Data entries for graphics:
────────────────
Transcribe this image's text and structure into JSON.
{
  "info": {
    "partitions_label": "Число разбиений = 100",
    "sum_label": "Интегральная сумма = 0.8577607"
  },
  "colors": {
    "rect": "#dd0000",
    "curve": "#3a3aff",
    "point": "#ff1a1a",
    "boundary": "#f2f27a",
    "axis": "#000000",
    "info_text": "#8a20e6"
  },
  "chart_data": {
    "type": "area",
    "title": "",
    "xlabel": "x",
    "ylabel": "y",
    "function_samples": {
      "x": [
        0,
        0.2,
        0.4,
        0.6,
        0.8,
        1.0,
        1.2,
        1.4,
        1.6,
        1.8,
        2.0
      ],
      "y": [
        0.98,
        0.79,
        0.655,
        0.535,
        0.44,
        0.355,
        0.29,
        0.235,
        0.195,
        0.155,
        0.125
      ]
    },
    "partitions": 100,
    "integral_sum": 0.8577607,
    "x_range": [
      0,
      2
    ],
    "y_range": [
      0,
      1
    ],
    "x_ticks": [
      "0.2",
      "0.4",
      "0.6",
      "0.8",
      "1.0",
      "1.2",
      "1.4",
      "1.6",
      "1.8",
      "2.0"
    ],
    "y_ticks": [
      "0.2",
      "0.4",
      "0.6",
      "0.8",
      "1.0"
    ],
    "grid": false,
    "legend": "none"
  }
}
────────────────
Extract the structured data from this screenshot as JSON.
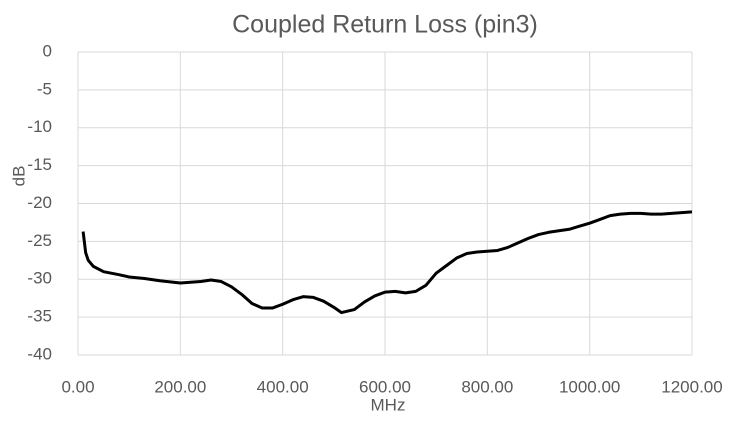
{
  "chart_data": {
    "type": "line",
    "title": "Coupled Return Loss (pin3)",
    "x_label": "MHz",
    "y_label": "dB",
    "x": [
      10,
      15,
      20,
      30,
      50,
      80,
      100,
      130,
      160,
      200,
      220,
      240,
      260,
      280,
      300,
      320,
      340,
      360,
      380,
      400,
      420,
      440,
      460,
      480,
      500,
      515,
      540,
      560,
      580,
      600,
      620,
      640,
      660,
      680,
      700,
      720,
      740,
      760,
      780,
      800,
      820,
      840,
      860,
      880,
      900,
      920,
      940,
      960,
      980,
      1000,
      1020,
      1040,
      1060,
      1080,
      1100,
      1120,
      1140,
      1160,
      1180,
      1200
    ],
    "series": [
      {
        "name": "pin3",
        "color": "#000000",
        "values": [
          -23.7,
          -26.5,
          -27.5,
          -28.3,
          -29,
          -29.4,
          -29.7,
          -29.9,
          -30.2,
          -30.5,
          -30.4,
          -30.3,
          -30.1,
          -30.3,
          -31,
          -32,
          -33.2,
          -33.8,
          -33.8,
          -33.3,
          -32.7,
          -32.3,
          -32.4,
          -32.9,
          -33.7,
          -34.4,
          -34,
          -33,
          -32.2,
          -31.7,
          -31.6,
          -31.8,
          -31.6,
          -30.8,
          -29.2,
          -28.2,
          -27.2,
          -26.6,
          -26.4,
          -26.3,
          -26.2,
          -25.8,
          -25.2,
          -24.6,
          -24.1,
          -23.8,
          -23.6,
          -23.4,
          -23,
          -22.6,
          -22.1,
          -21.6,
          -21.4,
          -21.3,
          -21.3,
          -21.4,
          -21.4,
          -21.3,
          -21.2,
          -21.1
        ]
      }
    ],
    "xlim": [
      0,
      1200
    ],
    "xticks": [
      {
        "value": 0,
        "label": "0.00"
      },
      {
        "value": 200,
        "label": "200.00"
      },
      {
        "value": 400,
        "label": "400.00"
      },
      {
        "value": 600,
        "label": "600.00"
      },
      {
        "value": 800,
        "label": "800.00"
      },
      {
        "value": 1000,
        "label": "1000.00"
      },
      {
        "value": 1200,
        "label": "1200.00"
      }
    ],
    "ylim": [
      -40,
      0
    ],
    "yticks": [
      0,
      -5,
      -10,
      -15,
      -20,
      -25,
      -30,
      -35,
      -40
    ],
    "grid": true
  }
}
────────────────
In the material above, find each line that contains the word "JSON", and select it.

Transcribe this image's text and structure into JSON.
Extract the structured data from this screenshot as JSON.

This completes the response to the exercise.